%%

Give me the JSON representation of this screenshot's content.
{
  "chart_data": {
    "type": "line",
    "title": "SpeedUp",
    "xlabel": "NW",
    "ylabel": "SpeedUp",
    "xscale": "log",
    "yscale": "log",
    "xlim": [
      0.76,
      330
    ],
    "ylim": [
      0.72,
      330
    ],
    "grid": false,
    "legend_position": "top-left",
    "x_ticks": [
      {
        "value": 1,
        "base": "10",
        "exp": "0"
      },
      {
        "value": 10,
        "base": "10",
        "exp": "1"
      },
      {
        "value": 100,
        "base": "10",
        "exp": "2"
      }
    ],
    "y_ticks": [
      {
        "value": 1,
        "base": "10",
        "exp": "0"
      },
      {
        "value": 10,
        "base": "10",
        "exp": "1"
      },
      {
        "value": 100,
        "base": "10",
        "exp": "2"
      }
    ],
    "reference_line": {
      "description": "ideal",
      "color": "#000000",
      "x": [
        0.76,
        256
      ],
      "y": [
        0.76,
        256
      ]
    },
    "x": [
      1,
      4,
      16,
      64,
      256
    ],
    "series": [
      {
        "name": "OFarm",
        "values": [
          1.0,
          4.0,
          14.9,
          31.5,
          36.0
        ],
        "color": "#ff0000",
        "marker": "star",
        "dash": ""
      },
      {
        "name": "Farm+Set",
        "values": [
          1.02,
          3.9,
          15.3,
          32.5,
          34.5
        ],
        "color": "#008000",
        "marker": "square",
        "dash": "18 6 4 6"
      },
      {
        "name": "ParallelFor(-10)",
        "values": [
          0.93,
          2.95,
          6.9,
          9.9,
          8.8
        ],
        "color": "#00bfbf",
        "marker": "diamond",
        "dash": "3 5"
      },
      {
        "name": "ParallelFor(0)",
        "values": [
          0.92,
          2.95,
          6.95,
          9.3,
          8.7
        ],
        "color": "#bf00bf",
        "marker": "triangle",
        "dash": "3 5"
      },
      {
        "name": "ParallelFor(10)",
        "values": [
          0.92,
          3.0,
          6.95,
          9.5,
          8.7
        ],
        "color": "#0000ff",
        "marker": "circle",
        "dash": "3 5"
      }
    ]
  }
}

%%

### What the task requires
Copy all lines from the data that hold the word "ParallelFor".

### Answer for the task
        "name": "ParallelFor(-10)",
        "name": "ParallelFor(0)",
        "name": "ParallelFor(10)",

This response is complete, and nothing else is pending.